## Excerpt
BEGIN

I was informed as I was entering this room, from our people in Damascus, that there has been progress in relation to civilian evacuations and humanitarian aid.

Guterres noted a statement by Jaish al-Islam, “An agreement was reached with the Russian side through the United Nations for a humanitarian medical evacuation of the wounded for treatment outside of eastern Ghouta.”

Surrender talks are also underway in other towns, even as pro-Assad forces continued attacks outside Douma. In the town of Kafr Batna, one civilian was reportedly killed and others wounded, apparently by rebel gunfire, amid demands for surrender.

Guterres noted that the surrender discussions were begun after “the Syrian government and its allies intensified airstrikes and launched a ground offensive…steadily moving to urban centres and forcing large-scale displacement”.

Ne noted that, despite the surrender talks, “No sieges have been lifted….To our knowledge, not one critically sick or wounded person has yet been evacuated.”

US Says It Will Act, But No Indication of Movement

US Ambassador Nikki Haley repeated the Trump Administration’s line that Washington “remains prepared to act if we must”, if the Security Council does not halt the pro-Assad attacks: “When the international community consistently fails to act, there are times when states are compelled to take their own action.”

However, Haley gave no indication of specific action that would bring US intervention or what form it would take.

Administration officials, notably Defense Secretary Jim Mattis, have distinguished between another sarin attack by the Assad regime, which would bring a US response, and conventional and chlorine assaults which would not cross the line.

Last week the White House held a meeting on the East Ghouta situation in which National Security Advisor H.R. McMaster favored US steps to halt the pro-Assad offensive but Mattis was “adamantly” opposed, according to officials.

After the Assad regime’s sarin attack on Khan Sheikhoun in northwest Syria in April 2017, the US — in its first deliberate strikes on regime forces in the 7-year conflict, fired 56 missiles on the airbase from where the attack was launched.

Since then, the regime has not used sarin. However, it continues to deploy chlorine, including on at least seven occasions since January 13.

In the Security Council, Russian Ambassador Vassily Nebenzia tried to cover for the chlorine assaults while staving off any intervention to halt the pro-Assad offensive. He said the regime was being accused of chemical attacks in a bid to“prepare the ground for the unilateral use of force against sovereign Syria: “Basically steps are being weighed which could hit regional stability very, very hard.”

END

## Instructions
1. Could you reproduce the East Ghouta report word for word, starting at "I was informed" and ending at "and humanitarian aid."?
2. Write the next part of the report on East Ghouta, picking up after its final sentence.
The material that follows comes from a separate source.

## Supplied material

BEGIN

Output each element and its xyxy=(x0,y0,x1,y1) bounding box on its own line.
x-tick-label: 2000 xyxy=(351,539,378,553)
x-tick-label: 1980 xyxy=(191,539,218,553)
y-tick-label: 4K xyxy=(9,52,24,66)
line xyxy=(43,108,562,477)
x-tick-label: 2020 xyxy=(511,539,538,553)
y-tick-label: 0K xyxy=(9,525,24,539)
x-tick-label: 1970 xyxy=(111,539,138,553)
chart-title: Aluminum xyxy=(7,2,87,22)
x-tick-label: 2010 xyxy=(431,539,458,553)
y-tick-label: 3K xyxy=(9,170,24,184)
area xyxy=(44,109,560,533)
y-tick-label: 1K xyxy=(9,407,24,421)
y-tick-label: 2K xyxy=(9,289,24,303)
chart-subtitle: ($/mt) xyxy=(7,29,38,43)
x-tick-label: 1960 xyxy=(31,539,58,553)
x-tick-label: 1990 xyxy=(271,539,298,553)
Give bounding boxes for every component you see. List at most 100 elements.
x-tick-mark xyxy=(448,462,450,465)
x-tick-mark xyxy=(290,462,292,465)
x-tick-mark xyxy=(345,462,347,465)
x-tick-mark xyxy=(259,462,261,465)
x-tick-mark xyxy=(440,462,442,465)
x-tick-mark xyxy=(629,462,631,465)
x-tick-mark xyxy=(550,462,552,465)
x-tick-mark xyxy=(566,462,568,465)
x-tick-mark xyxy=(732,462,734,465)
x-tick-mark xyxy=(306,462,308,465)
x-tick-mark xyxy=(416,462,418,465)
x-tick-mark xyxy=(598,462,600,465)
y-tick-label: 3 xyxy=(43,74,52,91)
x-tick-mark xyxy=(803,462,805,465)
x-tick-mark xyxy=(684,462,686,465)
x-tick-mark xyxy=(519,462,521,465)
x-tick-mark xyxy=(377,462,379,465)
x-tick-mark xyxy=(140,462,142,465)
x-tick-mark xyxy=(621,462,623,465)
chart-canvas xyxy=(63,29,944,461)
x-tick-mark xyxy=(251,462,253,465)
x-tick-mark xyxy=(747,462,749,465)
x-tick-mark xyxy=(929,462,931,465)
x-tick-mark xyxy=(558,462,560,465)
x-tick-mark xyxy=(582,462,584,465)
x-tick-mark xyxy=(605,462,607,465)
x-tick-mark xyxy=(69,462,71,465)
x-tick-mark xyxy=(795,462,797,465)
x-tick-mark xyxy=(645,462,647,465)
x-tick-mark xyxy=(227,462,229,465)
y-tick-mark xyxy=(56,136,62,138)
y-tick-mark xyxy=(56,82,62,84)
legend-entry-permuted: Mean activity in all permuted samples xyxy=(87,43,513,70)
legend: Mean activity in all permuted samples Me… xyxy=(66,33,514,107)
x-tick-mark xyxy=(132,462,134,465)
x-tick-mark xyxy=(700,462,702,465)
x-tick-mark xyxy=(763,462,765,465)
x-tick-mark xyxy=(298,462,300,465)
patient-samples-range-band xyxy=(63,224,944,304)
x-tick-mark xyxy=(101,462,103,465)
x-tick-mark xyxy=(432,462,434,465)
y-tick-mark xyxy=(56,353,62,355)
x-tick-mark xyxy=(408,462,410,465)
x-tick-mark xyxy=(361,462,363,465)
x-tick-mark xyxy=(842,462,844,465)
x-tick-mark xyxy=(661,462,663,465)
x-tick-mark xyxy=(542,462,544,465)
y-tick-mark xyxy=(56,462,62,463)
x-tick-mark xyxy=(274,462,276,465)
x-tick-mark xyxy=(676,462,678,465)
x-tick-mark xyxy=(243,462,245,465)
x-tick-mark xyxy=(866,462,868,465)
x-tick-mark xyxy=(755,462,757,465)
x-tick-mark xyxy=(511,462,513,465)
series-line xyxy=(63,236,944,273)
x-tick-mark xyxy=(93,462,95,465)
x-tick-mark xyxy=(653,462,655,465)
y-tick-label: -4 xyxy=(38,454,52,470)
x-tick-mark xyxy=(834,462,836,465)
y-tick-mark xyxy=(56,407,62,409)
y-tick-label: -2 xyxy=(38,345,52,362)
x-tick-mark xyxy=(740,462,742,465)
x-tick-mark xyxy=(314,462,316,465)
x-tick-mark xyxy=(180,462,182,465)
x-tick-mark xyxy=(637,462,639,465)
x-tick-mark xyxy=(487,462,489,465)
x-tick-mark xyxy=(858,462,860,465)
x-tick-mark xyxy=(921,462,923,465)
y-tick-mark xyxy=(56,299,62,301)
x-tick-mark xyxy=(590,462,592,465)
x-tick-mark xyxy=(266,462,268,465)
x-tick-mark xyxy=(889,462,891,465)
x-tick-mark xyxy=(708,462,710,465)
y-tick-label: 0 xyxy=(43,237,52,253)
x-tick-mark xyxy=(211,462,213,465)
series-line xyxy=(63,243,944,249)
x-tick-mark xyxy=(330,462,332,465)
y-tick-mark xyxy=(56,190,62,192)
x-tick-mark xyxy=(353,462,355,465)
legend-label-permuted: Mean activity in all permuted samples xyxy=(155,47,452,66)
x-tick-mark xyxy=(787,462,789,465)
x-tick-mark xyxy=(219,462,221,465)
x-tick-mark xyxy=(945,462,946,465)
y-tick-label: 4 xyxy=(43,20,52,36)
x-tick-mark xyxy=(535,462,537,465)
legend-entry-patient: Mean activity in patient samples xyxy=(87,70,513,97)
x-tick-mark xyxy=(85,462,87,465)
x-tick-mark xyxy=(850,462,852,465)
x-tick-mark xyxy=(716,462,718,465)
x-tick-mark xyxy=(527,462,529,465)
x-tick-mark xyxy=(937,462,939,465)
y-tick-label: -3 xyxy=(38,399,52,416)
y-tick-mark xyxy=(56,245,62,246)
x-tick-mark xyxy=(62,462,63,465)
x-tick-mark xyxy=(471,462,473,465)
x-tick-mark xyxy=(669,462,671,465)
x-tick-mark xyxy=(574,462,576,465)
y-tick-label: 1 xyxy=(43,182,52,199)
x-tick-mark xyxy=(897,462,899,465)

END

## Expected results
1.
I was informed as I was entering this room, from our people in Damascus, that there has been progress in relation to civilian evacuations and humanitarian aid.

2.
Removal of 1,000 People South of Damascus

Pro-opposition sites report the removal of a “first batch” of 1,000 people from al-Qadam, south of Damascus, to Hama Province in northwest Syria.

Al-Qadam agreed a truce in 2014 and signed a capitulation agreement in September 2017. An opposition official said implementation provides for those who wish to leave to go either to Idlib Province or northern Hama Province.

The source said the Assad regime issued a 48-hour ultimatum on Saturday for rebels and their familities to leave or face an offensive similar to the attacks on East Ghouta.

Regime Renews Airstrikes on Dara’a in South

In a sign of its possible next target, regime warplanes struck Dara’a Province in southern Syria on Monday, their first attacks since last summer.

The attacks broke a “de-escalation” agreement, reached between Russia and the US, covering southern Syria from the border with the Israeli-occupied Golan Heights across to Dara’a city, where the Syrian uprising began in March 2011.

A US State Department official said:

If [reports are] true, this would be a clear violation of the (southwest) ceasefire by the Syrian regime that broadens the conflict.

We urge all parties in the southwest de-escalation zone not to take actions that would jeopardize the ceasefire and make future cooperation more difficult.

Russia and the regime also resumed airstrikes on Idlib Province in northwest Syria yesterday, hoping to draw a line against a Turkish-rebel advance on two regime enclaves, al-Fu’a and Kafraya, north of Idlib city.

At least one civilian was killed and scores wounded in towns across the province. Markets and a hospital were hit, and 20 children were reportedly wounded in an attack on a kindergarten.